WHAT TO WORK ON - Reproduce the stretch from the start of the data through the line containing "data-point-SnO2: [1066, 452, 1077, 464]", substituting "2.5 GO" for "2.5GO" and leaving all else unchanged.

DATA SUPPLIED -
• • •

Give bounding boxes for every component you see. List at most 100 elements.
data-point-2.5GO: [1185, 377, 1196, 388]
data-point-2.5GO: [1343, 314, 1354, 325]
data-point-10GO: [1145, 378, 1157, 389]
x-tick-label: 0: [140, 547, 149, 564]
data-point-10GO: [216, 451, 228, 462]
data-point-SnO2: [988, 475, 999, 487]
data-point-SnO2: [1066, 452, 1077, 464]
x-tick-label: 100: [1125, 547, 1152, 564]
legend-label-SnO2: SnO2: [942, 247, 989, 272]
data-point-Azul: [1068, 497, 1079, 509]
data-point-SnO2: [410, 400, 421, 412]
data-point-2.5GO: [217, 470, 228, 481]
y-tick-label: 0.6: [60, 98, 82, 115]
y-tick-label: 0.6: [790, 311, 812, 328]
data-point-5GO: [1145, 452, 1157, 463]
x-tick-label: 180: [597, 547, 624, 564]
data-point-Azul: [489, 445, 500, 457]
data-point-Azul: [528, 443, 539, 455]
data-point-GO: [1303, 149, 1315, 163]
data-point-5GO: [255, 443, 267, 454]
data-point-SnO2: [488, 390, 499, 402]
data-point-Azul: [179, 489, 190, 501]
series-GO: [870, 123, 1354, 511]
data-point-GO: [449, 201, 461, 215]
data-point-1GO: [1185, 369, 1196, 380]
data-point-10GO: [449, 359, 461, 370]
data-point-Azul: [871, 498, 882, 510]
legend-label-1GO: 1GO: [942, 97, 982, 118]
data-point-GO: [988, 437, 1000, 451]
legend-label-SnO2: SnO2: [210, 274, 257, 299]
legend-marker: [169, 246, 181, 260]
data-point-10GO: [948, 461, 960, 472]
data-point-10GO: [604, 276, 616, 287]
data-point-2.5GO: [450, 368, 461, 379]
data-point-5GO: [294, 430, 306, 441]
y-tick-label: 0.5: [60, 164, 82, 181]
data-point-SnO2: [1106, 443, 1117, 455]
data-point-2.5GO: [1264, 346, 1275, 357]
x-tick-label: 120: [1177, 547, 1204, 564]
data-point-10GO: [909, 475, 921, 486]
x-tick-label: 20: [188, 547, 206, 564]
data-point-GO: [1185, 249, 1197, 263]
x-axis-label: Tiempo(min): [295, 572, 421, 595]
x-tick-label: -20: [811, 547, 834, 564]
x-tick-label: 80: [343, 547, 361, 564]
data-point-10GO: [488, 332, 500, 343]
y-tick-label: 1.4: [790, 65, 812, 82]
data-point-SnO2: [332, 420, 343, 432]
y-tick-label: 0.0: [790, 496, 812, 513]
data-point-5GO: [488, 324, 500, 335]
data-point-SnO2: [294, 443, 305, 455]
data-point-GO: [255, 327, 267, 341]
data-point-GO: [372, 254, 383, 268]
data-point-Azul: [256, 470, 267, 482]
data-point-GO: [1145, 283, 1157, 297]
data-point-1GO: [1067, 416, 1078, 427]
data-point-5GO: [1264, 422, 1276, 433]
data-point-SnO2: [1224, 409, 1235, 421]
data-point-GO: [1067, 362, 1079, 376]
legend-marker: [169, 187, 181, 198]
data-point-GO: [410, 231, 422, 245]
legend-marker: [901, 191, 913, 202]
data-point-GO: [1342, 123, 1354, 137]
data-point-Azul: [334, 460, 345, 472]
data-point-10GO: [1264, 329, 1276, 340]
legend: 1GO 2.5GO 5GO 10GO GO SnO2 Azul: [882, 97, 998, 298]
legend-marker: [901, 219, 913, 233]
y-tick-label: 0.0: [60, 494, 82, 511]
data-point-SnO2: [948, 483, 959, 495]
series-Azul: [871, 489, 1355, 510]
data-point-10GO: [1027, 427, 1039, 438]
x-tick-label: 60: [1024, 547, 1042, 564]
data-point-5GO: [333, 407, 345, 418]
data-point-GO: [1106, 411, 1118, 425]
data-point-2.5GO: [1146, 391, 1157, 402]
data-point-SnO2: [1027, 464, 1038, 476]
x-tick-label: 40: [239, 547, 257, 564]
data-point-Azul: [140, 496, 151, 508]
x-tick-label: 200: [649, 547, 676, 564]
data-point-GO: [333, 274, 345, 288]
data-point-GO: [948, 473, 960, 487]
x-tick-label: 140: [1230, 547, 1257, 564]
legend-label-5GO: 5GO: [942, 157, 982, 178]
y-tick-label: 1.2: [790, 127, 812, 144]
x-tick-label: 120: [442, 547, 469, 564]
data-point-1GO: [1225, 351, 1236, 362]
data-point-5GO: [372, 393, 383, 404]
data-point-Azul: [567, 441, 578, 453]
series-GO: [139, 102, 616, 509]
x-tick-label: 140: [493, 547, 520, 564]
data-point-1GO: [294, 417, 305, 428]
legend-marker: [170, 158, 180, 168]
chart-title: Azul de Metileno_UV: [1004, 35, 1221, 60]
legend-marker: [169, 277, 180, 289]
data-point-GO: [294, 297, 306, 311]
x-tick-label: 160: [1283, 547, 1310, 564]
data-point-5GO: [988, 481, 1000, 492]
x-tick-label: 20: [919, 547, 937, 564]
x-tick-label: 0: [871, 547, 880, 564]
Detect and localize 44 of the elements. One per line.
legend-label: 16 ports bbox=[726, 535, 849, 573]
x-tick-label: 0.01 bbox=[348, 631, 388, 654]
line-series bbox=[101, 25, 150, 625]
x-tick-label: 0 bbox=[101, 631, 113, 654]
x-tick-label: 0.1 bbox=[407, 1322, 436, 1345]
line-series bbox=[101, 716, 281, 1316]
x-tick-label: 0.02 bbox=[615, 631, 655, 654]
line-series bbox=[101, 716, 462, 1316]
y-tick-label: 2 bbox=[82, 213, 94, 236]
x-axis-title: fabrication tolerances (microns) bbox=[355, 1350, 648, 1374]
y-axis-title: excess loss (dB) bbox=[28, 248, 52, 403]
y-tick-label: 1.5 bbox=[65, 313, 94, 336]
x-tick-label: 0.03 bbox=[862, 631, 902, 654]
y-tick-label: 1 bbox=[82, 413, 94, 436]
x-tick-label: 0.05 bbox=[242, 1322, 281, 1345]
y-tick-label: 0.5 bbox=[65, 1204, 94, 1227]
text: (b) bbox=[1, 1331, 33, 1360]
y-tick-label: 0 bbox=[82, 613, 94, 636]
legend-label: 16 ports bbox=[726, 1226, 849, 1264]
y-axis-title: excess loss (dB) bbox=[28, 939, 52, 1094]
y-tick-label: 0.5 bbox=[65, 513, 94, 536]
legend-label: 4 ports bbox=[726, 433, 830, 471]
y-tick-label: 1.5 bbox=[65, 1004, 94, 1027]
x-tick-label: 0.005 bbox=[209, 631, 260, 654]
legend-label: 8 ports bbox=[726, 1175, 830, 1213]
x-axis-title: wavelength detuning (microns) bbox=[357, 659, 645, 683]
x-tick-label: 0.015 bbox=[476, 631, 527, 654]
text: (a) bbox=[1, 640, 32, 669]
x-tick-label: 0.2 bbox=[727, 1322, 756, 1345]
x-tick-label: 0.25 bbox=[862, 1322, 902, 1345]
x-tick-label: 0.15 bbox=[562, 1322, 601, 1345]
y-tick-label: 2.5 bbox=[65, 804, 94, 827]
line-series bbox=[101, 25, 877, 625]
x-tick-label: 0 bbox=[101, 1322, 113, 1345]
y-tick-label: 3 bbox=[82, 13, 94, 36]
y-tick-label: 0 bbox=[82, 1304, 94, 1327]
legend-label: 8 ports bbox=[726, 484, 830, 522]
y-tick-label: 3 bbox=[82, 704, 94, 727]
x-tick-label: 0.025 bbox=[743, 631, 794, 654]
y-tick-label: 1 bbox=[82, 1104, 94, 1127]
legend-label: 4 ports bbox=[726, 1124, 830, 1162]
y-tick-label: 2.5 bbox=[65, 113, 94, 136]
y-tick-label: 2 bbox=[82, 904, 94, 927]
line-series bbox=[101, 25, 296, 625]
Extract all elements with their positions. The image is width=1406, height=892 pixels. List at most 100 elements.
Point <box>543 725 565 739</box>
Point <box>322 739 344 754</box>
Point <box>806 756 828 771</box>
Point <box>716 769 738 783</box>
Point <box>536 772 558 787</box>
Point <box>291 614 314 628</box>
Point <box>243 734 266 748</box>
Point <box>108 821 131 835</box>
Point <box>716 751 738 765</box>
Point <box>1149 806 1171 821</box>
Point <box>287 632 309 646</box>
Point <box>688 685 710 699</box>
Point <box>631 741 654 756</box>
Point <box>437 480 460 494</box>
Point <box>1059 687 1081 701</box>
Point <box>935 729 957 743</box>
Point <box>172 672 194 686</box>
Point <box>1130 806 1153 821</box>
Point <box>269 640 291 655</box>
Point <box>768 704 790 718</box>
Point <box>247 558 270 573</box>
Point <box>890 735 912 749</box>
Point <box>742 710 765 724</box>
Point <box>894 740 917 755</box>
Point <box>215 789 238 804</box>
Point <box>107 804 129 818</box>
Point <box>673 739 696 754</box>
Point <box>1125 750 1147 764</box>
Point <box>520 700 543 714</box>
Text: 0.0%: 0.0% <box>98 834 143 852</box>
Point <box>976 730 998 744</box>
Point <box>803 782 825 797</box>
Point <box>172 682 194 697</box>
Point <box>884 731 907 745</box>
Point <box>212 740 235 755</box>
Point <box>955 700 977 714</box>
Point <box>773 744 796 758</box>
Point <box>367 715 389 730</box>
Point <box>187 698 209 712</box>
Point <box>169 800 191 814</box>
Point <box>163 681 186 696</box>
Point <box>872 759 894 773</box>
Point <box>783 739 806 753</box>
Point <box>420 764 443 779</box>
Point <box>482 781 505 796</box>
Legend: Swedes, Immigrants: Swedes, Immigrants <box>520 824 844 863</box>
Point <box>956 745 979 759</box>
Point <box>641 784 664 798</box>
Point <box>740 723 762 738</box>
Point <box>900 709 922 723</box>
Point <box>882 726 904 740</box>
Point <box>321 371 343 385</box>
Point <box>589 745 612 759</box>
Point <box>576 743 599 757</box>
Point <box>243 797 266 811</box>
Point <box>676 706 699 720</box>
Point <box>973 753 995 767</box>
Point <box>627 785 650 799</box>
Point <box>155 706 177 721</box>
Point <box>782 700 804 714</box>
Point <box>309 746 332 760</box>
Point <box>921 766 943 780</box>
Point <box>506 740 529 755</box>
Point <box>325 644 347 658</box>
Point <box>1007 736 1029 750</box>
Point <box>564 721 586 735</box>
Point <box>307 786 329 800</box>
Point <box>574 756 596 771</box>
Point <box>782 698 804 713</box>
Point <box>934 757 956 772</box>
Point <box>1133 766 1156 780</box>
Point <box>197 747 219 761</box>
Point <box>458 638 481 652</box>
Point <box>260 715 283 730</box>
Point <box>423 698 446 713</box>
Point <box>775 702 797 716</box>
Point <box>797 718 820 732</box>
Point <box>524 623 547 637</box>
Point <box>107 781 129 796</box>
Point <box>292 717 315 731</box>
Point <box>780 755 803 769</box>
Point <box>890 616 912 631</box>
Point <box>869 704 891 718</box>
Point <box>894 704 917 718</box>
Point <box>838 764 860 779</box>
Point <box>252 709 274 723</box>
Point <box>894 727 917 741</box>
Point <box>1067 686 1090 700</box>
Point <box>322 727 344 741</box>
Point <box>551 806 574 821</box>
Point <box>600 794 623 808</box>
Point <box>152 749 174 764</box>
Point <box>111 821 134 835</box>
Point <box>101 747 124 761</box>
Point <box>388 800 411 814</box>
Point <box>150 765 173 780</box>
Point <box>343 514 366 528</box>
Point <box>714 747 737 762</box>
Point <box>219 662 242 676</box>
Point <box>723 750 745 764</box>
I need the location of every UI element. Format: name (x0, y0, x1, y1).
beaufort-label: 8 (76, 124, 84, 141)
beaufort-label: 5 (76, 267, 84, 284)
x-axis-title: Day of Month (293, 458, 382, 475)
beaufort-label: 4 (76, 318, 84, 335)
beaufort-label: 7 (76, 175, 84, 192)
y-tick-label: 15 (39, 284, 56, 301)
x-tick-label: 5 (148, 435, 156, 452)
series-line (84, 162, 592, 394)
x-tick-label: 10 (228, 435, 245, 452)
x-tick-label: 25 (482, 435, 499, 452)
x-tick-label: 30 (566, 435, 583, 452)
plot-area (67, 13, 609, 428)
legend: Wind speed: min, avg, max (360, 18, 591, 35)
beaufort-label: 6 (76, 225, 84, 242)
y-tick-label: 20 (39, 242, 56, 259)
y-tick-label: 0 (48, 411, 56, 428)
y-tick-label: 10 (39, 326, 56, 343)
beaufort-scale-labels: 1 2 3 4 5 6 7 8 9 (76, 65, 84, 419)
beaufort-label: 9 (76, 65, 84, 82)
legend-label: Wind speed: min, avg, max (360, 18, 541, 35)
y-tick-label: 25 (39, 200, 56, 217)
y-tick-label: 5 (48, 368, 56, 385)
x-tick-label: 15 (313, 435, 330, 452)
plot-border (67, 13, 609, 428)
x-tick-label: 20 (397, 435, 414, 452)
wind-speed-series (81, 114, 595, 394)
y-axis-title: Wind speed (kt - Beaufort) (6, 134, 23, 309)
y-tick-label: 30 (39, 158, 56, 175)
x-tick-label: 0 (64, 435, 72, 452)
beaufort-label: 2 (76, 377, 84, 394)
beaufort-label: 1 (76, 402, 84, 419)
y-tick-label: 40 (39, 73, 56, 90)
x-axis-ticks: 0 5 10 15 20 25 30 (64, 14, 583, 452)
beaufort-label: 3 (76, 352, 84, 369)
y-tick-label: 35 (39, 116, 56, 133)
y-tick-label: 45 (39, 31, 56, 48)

• • •

CORRECT ANSWER -
Give bounding boxes for every component you see. List at most 100 elements.
data-point-2.5 GO: [1185, 377, 1196, 388]
data-point-2.5 GO: [1343, 314, 1354, 325]
data-point-10GO: [1145, 378, 1157, 389]
x-tick-label: 0: [140, 547, 149, 564]
data-point-10GO: [216, 451, 228, 462]
data-point-SnO2: [988, 475, 999, 487]
data-point-SnO2: [1066, 452, 1077, 464]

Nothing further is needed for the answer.